**Data records**:
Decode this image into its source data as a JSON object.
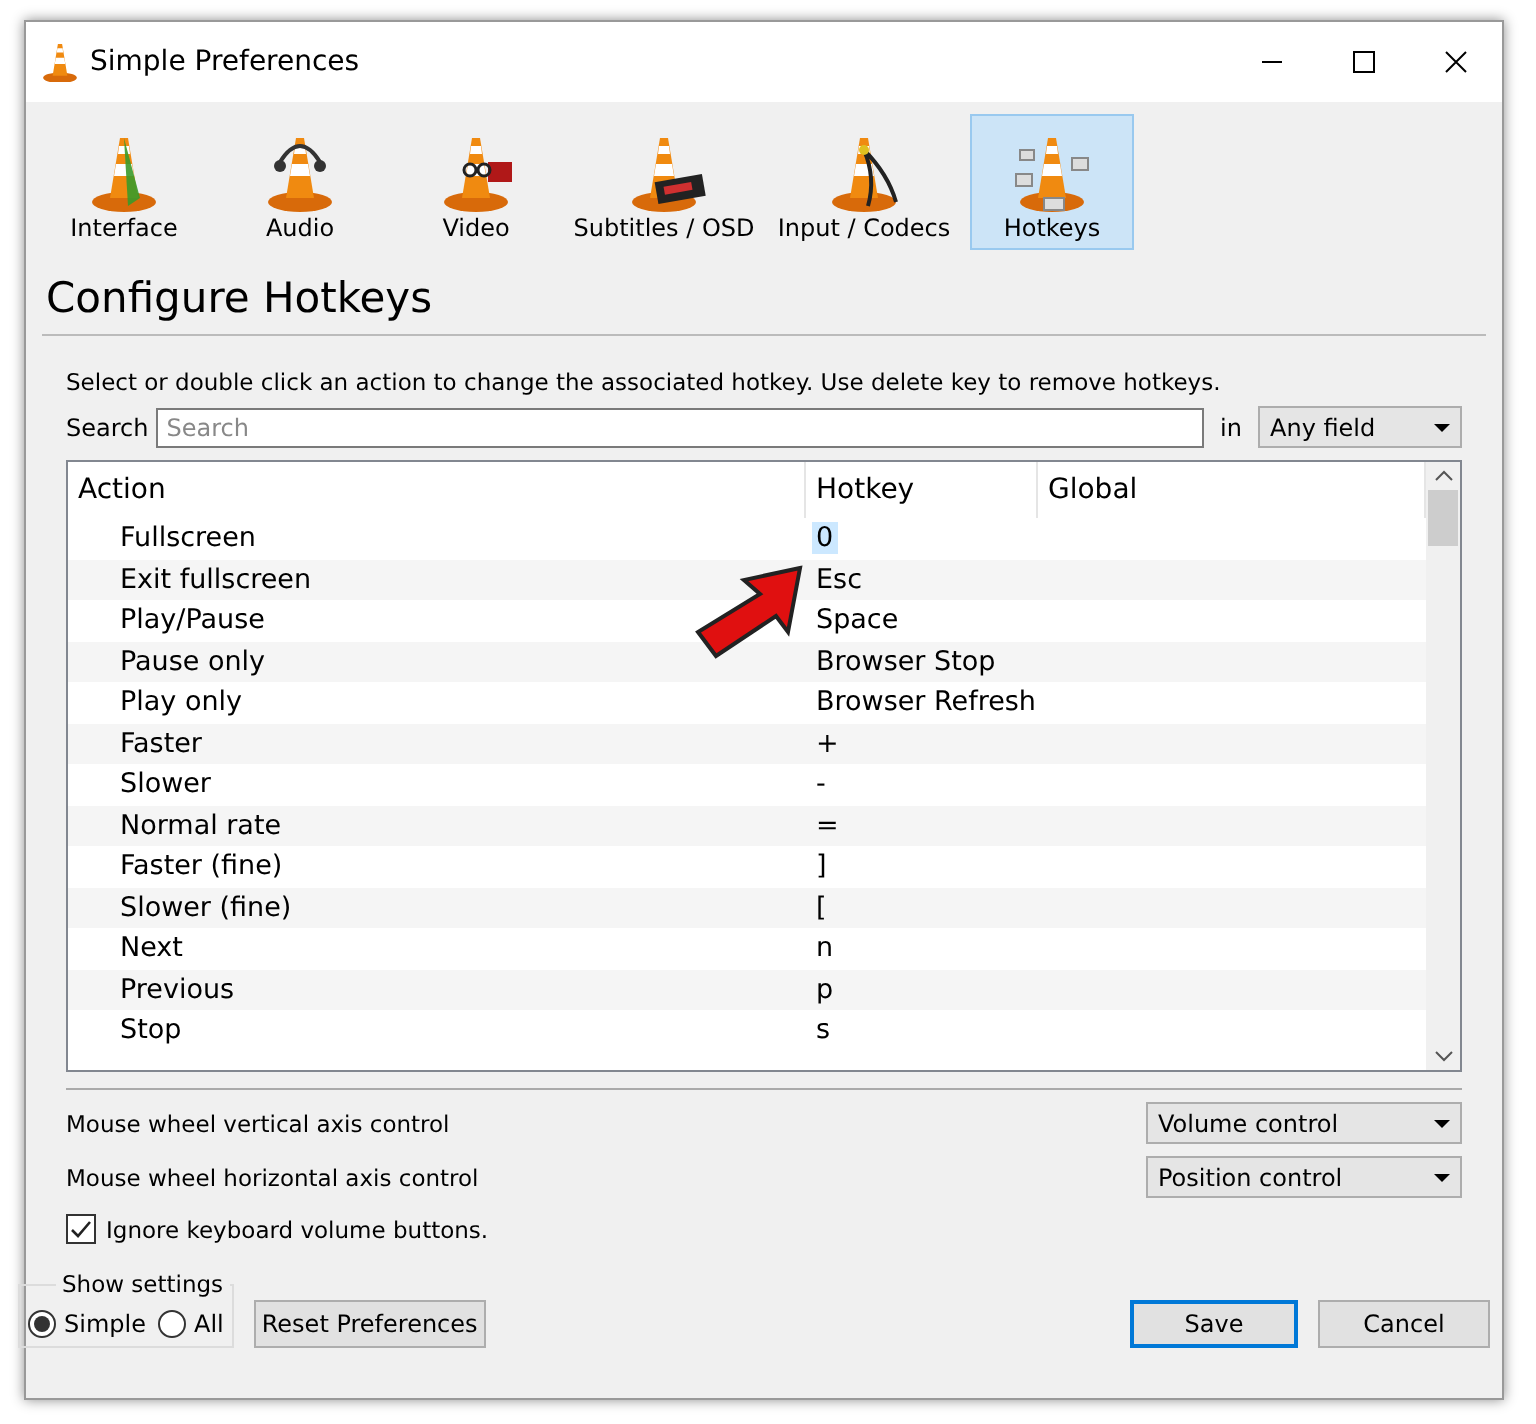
{
  "window": {
    "title": "Simple Preferences"
  },
  "categories": [
    {
      "label": "Interface",
      "kind": "interface",
      "selected": false
    },
    {
      "label": "Audio",
      "kind": "audio",
      "selected": false
    },
    {
      "label": "Video",
      "kind": "video",
      "selected": false
    },
    {
      "label": "Subtitles / OSD",
      "kind": "subtitles",
      "selected": false
    },
    {
      "label": "Input / Codecs",
      "kind": "input",
      "selected": false
    },
    {
      "label": "Hotkeys",
      "kind": "hotkeys",
      "selected": true
    }
  ],
  "heading": "Configure Hotkeys",
  "instructions": "Select or double click an action to change the associated hotkey. Use delete key to remove hotkeys.",
  "search": {
    "label": "Search",
    "placeholder": "Search",
    "in_label": "in",
    "field": "Any field"
  },
  "table": {
    "columns": [
      "Action",
      "Hotkey",
      "Global"
    ],
    "rows": [
      {
        "action": "Fullscreen",
        "hotkey": "0",
        "selected": true
      },
      {
        "action": "Exit fullscreen",
        "hotkey": "Esc",
        "selected": false
      },
      {
        "action": "Play/Pause",
        "hotkey": "Space",
        "selected": false
      },
      {
        "action": "Pause only",
        "hotkey": "Browser Stop",
        "selected": false
      },
      {
        "action": "Play only",
        "hotkey": "Browser Refresh",
        "selected": false
      },
      {
        "action": "Faster",
        "hotkey": "+",
        "selected": false
      },
      {
        "action": "Slower",
        "hotkey": "-",
        "selected": false
      },
      {
        "action": "Normal rate",
        "hotkey": "=",
        "selected": false
      },
      {
        "action": "Faster (fine)",
        "hotkey": "]",
        "selected": false
      },
      {
        "action": "Slower (fine)",
        "hotkey": "[",
        "selected": false
      },
      {
        "action": "Next",
        "hotkey": "n",
        "selected": false
      },
      {
        "action": "Previous",
        "hotkey": "p",
        "selected": false
      },
      {
        "action": "Stop",
        "hotkey": "s",
        "selected": false
      }
    ]
  },
  "mouse_settings": [
    {
      "label": "Mouse wheel vertical axis control",
      "value": "Volume control"
    },
    {
      "label": "Mouse wheel horizontal axis control",
      "value": "Position control"
    }
  ],
  "ignore_volume_buttons": {
    "label": "Ignore keyboard volume buttons.",
    "checked": true
  },
  "show_settings": {
    "title": "Show settings",
    "options": [
      {
        "label": "Simple",
        "selected": true
      },
      {
        "label": "All",
        "selected": false
      }
    ]
  },
  "buttons": {
    "reset": "Reset Preferences",
    "save": "Save",
    "cancel": "Cancel"
  }
}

**PROBLEM STATEMENT**: Reproduce the data word for word, excluding its pictures.

**EXERCISE RESPONSE**:
Decode this image into its source data as a JSON object.
{
  "window": {
    "title": "Simple Preferences"
  },
  "categories": [
    {
      "label": "Interface",
      "kind": "interface",
      "selected": false
    },
    {
      "label": "Audio",
      "kind": "audio",
      "selected": false
    },
    {
      "label": "Video",
      "kind": "video",
      "selected": false
    },
    {
      "label": "Subtitles / OSD",
      "kind": "subtitles",
      "selected": false
    },
    {
      "label": "Input / Codecs",
      "kind": "input",
      "selected": false
    },
    {
      "label": "Hotkeys",
      "kind": "hotkeys",
      "selected": true
    }
  ],
  "heading": "Configure Hotkeys",
  "instructions": "Select or double click an action to change the associated hotkey. Use delete key to remove hotkeys.",
  "search": {
    "label": "Search",
    "placeholder": "Search",
    "in_label": "in",
    "field": "Any field"
  },
  "table": {
    "columns": [
      "Action",
      "Hotkey",
      "Global"
    ],
    "rows": [
      {
        "action": "Fullscreen",
        "hotkey": "0",
        "selected": true
      },
      {
        "action": "Exit fullscreen",
        "hotkey": "Esc",
        "selected": false
      },
      {
        "action": "Play/Pause",
        "hotkey": "Space",
        "selected": false
      },
      {
        "action": "Pause only",
        "hotkey": "Browser Stop",
        "selected": false
      },
      {
        "action": "Play only",
        "hotkey": "Browser Refresh",
        "selected": false
      },
      {
        "action": "Faster",
        "hotkey": "+",
        "selected": false
      },
      {
        "action": "Slower",
        "hotkey": "-",
        "selected": false
      },
      {
        "action": "Normal rate",
        "hotkey": "=",
        "selected": false
      },
      {
        "action": "Faster (fine)",
        "hotkey": "]",
        "selected": false
      },
      {
        "action": "Slower (fine)",
        "hotkey": "[",
        "selected": false
      },
      {
        "action": "Next",
        "hotkey": "n",
        "selected": false
      },
      {
        "action": "Previous",
        "hotkey": "p",
        "selected": false
      },
      {
        "action": "Stop",
        "hotkey": "s",
        "selected": false
      }
    ]
  },
  "mouse_settings": [
    {
      "label": "Mouse wheel vertical axis control",
      "value": "Volume control"
    },
    {
      "label": "Mouse wheel horizontal axis control",
      "value": "Position control"
    }
  ],
  "ignore_volume_buttons": {
    "label": "Ignore keyboard volume buttons.",
    "checked": true
  },
  "show_settings": {
    "title": "Show settings",
    "options": [
      {
        "label": "Simple",
        "selected": true
      },
      {
        "label": "All",
        "selected": false
      }
    ]
  },
  "buttons": {
    "reset": "Reset Preferences",
    "save": "Save",
    "cancel": "Cancel"
  }
}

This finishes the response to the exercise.